Each line of the material below that holds the word "εἶναι" needs to be copied.

[A block of data]
--

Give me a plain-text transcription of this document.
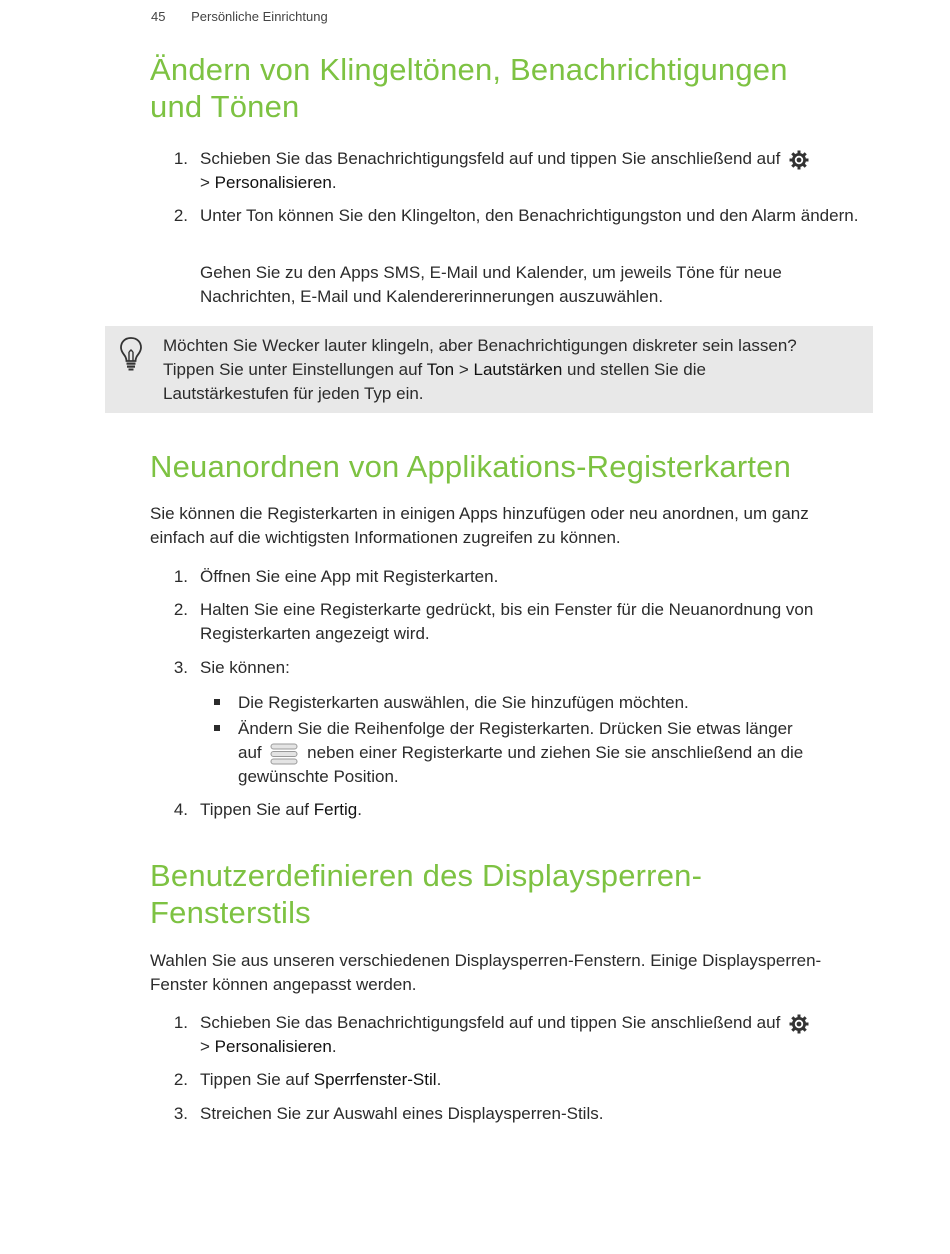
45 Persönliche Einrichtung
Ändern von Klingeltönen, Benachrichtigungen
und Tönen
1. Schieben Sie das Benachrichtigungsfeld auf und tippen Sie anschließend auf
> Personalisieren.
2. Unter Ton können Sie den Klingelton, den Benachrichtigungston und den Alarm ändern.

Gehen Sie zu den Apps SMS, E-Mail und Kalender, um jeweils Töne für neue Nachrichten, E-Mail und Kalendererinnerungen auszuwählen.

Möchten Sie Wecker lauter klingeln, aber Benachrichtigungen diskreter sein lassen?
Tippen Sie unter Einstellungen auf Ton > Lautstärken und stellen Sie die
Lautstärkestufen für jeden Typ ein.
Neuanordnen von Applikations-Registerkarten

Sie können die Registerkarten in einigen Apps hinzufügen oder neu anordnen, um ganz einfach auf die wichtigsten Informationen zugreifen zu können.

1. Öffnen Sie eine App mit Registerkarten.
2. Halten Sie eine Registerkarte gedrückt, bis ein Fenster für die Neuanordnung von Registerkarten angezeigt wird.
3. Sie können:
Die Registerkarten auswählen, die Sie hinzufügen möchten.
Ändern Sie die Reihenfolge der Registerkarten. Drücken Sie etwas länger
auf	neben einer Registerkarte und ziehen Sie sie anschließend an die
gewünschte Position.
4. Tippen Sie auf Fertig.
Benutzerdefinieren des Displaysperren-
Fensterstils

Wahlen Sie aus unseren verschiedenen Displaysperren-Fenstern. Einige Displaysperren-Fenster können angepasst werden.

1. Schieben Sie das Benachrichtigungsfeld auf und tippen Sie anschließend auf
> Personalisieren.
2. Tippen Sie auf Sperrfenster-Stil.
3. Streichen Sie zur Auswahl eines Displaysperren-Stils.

--

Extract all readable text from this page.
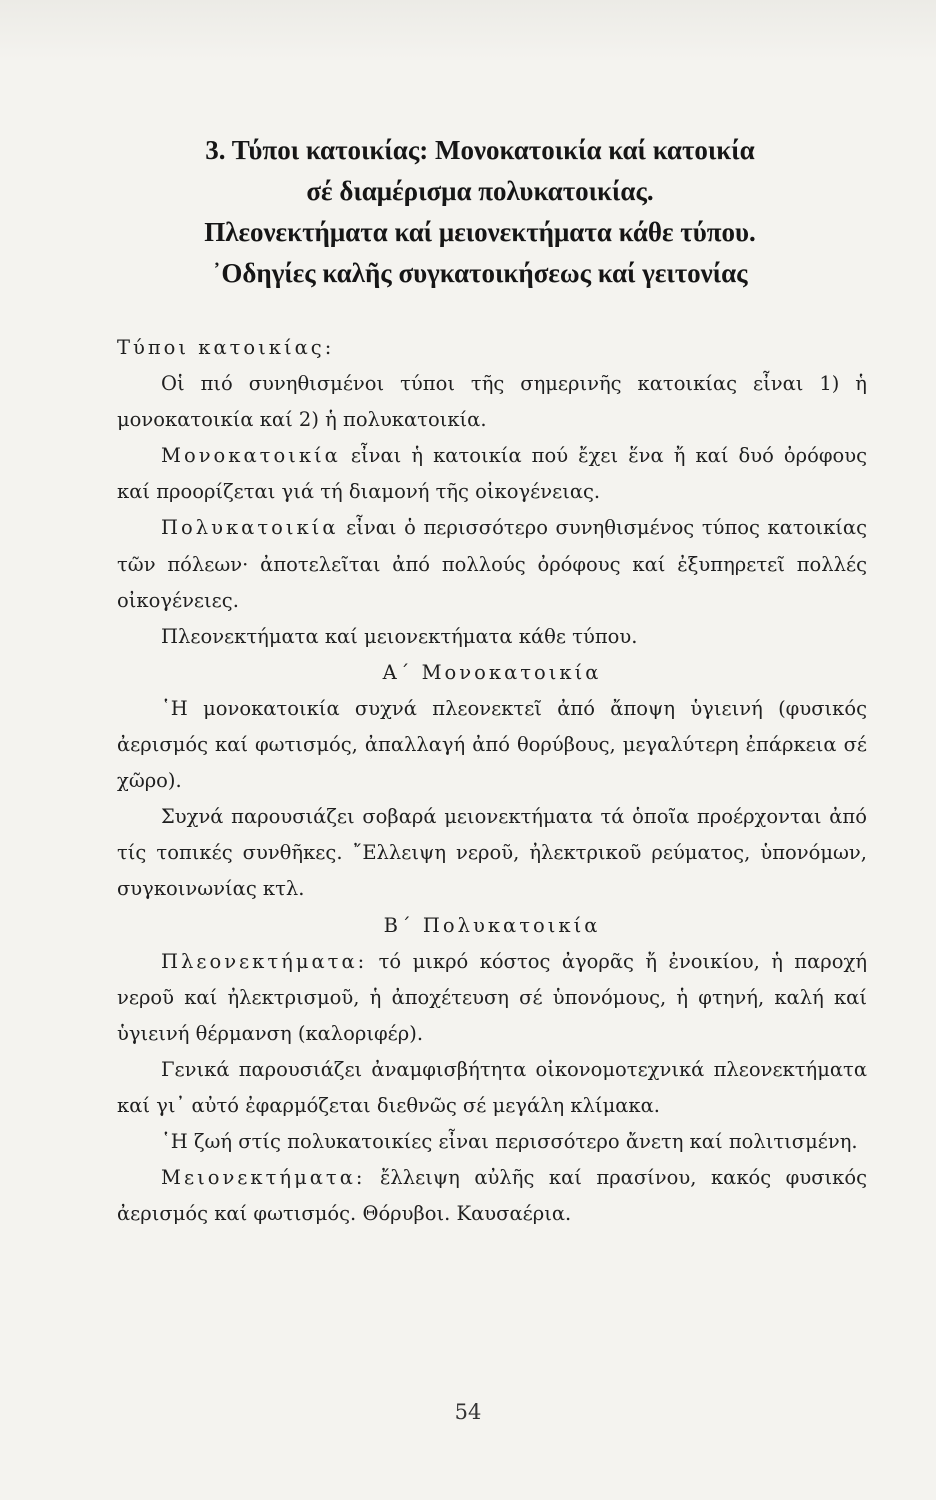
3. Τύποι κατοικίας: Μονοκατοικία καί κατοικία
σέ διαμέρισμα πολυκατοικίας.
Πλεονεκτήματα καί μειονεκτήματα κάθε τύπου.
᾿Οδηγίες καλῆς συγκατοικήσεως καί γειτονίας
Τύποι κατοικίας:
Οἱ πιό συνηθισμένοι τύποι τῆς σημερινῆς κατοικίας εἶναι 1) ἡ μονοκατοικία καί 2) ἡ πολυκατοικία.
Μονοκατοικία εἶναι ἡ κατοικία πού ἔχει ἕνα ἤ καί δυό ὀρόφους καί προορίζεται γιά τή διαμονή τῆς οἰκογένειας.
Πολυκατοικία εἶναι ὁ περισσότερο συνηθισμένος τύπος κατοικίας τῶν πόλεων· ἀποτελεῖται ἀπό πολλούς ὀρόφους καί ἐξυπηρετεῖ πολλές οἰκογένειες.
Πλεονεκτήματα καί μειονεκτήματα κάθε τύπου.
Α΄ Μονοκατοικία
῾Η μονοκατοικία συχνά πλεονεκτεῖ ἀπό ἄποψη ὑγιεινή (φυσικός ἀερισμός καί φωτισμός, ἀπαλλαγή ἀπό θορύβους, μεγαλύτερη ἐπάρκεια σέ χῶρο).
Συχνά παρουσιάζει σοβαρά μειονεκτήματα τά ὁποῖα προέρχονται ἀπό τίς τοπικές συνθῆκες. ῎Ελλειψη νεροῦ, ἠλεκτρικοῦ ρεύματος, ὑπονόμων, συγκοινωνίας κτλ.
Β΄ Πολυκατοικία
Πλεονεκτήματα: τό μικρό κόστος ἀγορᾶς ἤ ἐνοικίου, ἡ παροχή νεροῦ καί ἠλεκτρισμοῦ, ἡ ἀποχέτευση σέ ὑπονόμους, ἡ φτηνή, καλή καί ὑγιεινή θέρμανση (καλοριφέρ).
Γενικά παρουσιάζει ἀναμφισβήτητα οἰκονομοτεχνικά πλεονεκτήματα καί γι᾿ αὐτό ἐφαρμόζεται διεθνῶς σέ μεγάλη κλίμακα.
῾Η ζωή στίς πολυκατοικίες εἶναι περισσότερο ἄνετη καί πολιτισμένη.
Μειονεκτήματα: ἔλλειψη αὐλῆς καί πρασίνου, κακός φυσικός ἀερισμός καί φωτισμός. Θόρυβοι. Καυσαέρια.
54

--

§ ANSWER TO THIS EXERCISE
Οἱ πιό συνηθισμένοι τύποι τῆς σημερινῆς κατοικίας εἶναι 1) ἡ μονοκατοικία καί 2) ἡ πολυκατοικία.
Μονοκατοικία εἶναι ἡ κατοικία πού ἔχει ἕνα ἤ καί δυό ὀρόφους καί προορίζεται γιά τή διαμονή τῆς οἰκογένειας.
Πολυκατοικία εἶναι ὁ περισσότερο συνηθισμένος τύπος κατοικίας τῶν πόλεων· ἀποτελεῖται ἀπό πολλούς ὀρόφους καί ἐξυπηρετεῖ πολλές οἰκογένειες.
῾Η ζωή στίς πολυκατοικίες εἶναι περισσότερο ἄνετη καί πολιτισμένη.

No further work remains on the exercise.